| Work instructions |
Find all the lines with "book" and gather them.

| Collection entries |
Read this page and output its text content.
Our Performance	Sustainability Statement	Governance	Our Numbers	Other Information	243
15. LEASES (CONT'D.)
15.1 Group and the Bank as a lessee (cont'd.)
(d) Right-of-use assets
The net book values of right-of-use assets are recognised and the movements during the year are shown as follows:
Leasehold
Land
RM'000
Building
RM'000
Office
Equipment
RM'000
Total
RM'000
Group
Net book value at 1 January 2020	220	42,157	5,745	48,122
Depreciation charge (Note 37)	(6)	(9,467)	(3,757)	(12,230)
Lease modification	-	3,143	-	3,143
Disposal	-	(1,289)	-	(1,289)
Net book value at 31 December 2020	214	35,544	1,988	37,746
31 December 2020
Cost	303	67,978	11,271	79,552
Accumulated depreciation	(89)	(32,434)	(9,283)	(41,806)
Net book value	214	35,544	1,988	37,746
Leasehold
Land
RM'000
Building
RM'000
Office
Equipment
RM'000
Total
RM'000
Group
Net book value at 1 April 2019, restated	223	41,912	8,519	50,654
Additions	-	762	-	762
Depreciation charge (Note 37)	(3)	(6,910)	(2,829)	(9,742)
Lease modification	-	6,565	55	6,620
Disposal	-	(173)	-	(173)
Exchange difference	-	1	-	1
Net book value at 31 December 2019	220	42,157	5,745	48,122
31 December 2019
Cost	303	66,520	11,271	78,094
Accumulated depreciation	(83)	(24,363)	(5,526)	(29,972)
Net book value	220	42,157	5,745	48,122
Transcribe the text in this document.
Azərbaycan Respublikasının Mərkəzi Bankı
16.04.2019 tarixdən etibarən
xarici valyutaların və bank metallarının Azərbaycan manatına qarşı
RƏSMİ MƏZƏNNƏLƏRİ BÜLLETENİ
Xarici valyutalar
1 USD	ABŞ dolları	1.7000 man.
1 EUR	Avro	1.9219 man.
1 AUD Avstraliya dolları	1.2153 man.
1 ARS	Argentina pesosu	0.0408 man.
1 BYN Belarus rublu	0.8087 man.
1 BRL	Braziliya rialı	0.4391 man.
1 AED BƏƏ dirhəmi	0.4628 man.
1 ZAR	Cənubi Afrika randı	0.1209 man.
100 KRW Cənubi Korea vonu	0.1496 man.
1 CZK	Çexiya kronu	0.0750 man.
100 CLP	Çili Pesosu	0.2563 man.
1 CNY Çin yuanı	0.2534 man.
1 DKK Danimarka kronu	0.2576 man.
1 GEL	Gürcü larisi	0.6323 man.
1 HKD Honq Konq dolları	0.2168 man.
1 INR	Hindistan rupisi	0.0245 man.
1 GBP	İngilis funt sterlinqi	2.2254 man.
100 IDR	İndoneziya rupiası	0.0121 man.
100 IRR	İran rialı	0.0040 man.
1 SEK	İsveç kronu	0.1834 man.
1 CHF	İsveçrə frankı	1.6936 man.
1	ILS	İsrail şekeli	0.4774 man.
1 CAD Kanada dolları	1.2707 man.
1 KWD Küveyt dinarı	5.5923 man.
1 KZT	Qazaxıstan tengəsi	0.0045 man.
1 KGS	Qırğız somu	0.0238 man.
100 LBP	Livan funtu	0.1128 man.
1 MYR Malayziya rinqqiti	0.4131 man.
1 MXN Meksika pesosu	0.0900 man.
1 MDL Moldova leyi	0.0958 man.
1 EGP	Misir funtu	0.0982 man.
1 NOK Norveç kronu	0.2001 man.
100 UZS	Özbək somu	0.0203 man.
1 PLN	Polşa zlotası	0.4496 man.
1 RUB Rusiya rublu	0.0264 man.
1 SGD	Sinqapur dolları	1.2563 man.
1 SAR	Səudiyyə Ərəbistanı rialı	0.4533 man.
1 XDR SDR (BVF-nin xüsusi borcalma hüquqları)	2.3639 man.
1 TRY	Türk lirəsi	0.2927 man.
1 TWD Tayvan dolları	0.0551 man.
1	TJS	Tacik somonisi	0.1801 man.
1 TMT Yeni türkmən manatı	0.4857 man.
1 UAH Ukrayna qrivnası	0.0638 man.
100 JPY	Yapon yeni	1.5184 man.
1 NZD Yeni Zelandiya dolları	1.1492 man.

| Solved problem |
The net book values of right-of-use assets are recognised and the movements during the year are shown as follows:
Net book value at 1 January 2020	220	42,157	5,745	48,122
Net book value at 31 December 2020	214	35,544	1,988	37,746
Net book value	214	35,544	1,988	37,746
Net book value at 1 April 2019, restated	223	41,912	8,519	50,654
Net book value at 31 December 2019	220	42,157	5,745	48,122
Net book value	220	42,157	5,745	48,122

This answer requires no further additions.